Restate the listing that follows word for word, without its pictures.

Data section >>
***
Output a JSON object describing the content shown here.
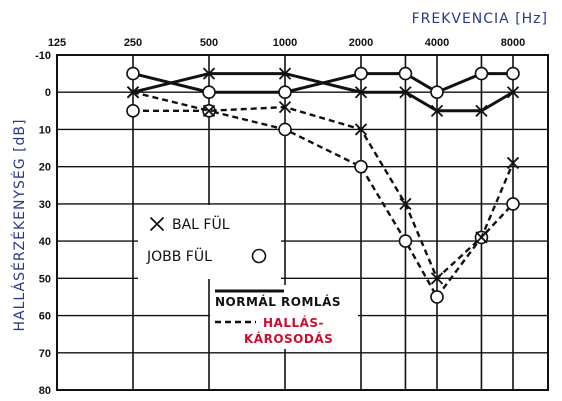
{
  "chart_data": {
    "type": "line",
    "title": "FREKVENCIA [Hz]",
    "ylabel": "HALLÁSÉRZÉKENYSÉG [dB]",
    "x_tick_labels": [
      "125",
      "250",
      "500",
      "1000",
      "2000",
      "4000",
      "8000"
    ],
    "y_tick_labels": [
      "-10",
      "0",
      "10",
      "20",
      "30",
      "40",
      "50",
      "60",
      "70",
      "80"
    ],
    "x_scale": "log",
    "x": [
      250,
      500,
      1000,
      2000,
      3000,
      4000,
      6000,
      8000
    ],
    "ylim": [
      -10,
      80
    ],
    "y_inverted": true,
    "grid": true,
    "series": [
      {
        "name": "BAL FÜL",
        "marker": "x",
        "line": "solid",
        "values": [
          0,
          -5,
          -5,
          0,
          0,
          5,
          5,
          0
        ]
      },
      {
        "name": "JOBB FÜL",
        "marker": "o",
        "line": "solid",
        "values": [
          -5,
          0,
          0,
          -5,
          -5,
          0,
          -5,
          -5
        ]
      },
      {
        "name": "BAL FÜL",
        "marker": "x",
        "line": "dashed",
        "values": [
          0,
          5,
          4,
          10,
          30,
          50,
          39,
          19
        ]
      },
      {
        "name": "JOBB FÜL",
        "marker": "o",
        "line": "dashed",
        "values": [
          5,
          5,
          10,
          20,
          40,
          55,
          39,
          30
        ]
      }
    ],
    "legend": {
      "markers": [
        "BAL FÜL",
        "JOBB FÜL"
      ],
      "lines": [
        {
          "style": "solid",
          "label_lines": [
            "NORMÁL ROMLÁS"
          ]
        },
        {
          "style": "dashed",
          "label_lines": [
            "HALLÁS-",
            "KÁROSODÁS"
          ]
        }
      ],
      "placement": "left-center"
    }
  },
  "colors": {
    "axis_title": "#2a3a8c",
    "ink": "#111111",
    "damage_label": "#c8102e"
  }
}
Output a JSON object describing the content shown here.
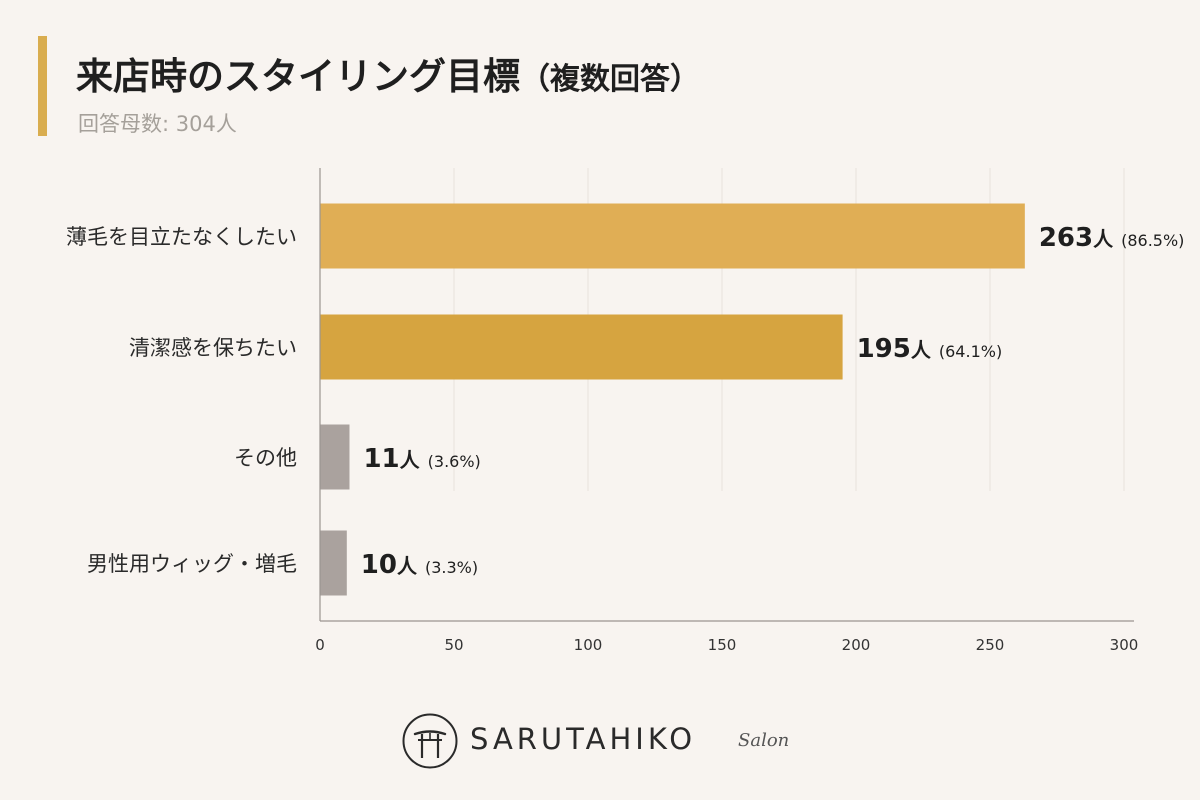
{
  "header": {
    "title": "来店時のスタイリング目標",
    "title_note": "（複数回答）",
    "subtitle": "回答母数: 304人"
  },
  "colors": {
    "accent": "#d9ad4f",
    "bar_gold_1": "#e0ae55",
    "bar_gold_2": "#d6a440",
    "bar_gray": "#aaa29e",
    "background": "#f8f4f0"
  },
  "chart_data": {
    "type": "bar",
    "orientation": "horizontal",
    "title": "来店時のスタイリング目標（複数回答）",
    "subtitle": "回答母数: 304人",
    "categories": [
      "薄毛を目立たなくしたい",
      "清潔感を保ちたい",
      "その他",
      "男性用ウィッグ・増毛"
    ],
    "values": [
      263,
      195,
      11,
      10
    ],
    "unit": "人",
    "percent_labels": [
      "(86.5%)",
      "(64.1%)",
      "(3.6%)",
      "(3.3%)"
    ],
    "bar_colors": [
      "#e0ae55",
      "#d6a440",
      "#aaa29e",
      "#aaa29e"
    ],
    "xlim": [
      0,
      300
    ],
    "xticks": [
      0,
      50,
      100,
      150,
      200,
      250,
      300
    ],
    "grid": true,
    "legend": "none"
  },
  "logo": {
    "brand": "SARUTAHIKO",
    "sub": "Salon"
  }
}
***
Solution >>
Output a JSON object describing the content shown here.
{
  "chart_data": {
    "type": "line",
    "title": "FREKVENCIA [Hz]",
    "ylabel": "HALLÁSÉRZÉKENYSÉG [dB]",
    "x_tick_labels": [
      "125",
      "250",
      "500",
      "1000",
      "2000",
      "4000",
      "8000"
    ],
    "y_tick_labels": [
      "-10",
      "0",
      "10",
      "20",
      "30",
      "40",
      "50",
      "60",
      "70",
      "80"
    ],
    "x_scale": "log",
    "x": [
      250,
      500,
      1000,
      2000,
      3000,
      4000,
      6000,
      8000
    ],
    "ylim": [
      -10,
      80
    ],
    "y_inverted": true,
    "grid": true,
    "series": [
      {
        "name": "BAL FÜL",
        "marker": "x",
        "line": "solid",
        "values": [
          0,
          -5,
          -5,
          0,
          0,
          5,
          5,
          0
        ]
      },
      {
        "name": "JOBB FÜL",
        "marker": "o",
        "line": "solid",
        "values": [
          -5,
          0,
          0,
          -5,
          -5,
          0,
          -5,
          -5
        ]
      },
      {
        "name": "BAL FÜL",
        "marker": "x",
        "line": "dashed",
        "values": [
          0,
          5,
          4,
          10,
          30,
          50,
          39,
          19
        ]
      },
      {
        "name": "JOBB FÜL",
        "marker": "o",
        "line": "dashed",
        "values": [
          5,
          5,
          10,
          20,
          40,
          55,
          39,
          30
        ]
      }
    ],
    "legend": {
      "markers": [
        "BAL FÜL",
        "JOBB FÜL"
      ],
      "lines": [
        {
          "style": "solid",
          "label_lines": [
            "NORMÁL ROMLÁS"
          ]
        },
        {
          "style": "dashed",
          "label_lines": [
            "HALLÁS-",
            "KÁROSODÁS"
          ]
        }
      ],
      "placement": "left-center"
    }
  },
  "colors": {
    "axis_title": "#2a3a8c",
    "ink": "#111111",
    "damage_label": "#c8102e"
  }
}
Output a JSON object describing the content shown here.
{
  "header": {
    "title": "来店時のスタイリング目標",
    "title_note": "（複数回答）",
    "subtitle": "回答母数: 304人"
  },
  "colors": {
    "accent": "#d9ad4f",
    "bar_gold_1": "#e0ae55",
    "bar_gold_2": "#d6a440",
    "bar_gray": "#aaa29e",
    "background": "#f8f4f0"
  },
  "chart_data": {
    "type": "bar",
    "orientation": "horizontal",
    "title": "来店時のスタイリング目標（複数回答）",
    "subtitle": "回答母数: 304人",
    "categories": [
      "薄毛を目立たなくしたい",
      "清潔感を保ちたい",
      "その他",
      "男性用ウィッグ・増毛"
    ],
    "values": [
      263,
      195,
      11,
      10
    ],
    "unit": "人",
    "percent_labels": [
      "(86.5%)",
      "(64.1%)",
      "(3.6%)",
      "(3.3%)"
    ],
    "bar_colors": [
      "#e0ae55",
      "#d6a440",
      "#aaa29e",
      "#aaa29e"
    ],
    "xlim": [
      0,
      300
    ],
    "xticks": [
      0,
      50,
      100,
      150,
      200,
      250,
      300
    ],
    "grid": true,
    "legend": "none"
  },
  "logo": {
    "brand": "SARUTAHIKO",
    "sub": "Salon"
  }
}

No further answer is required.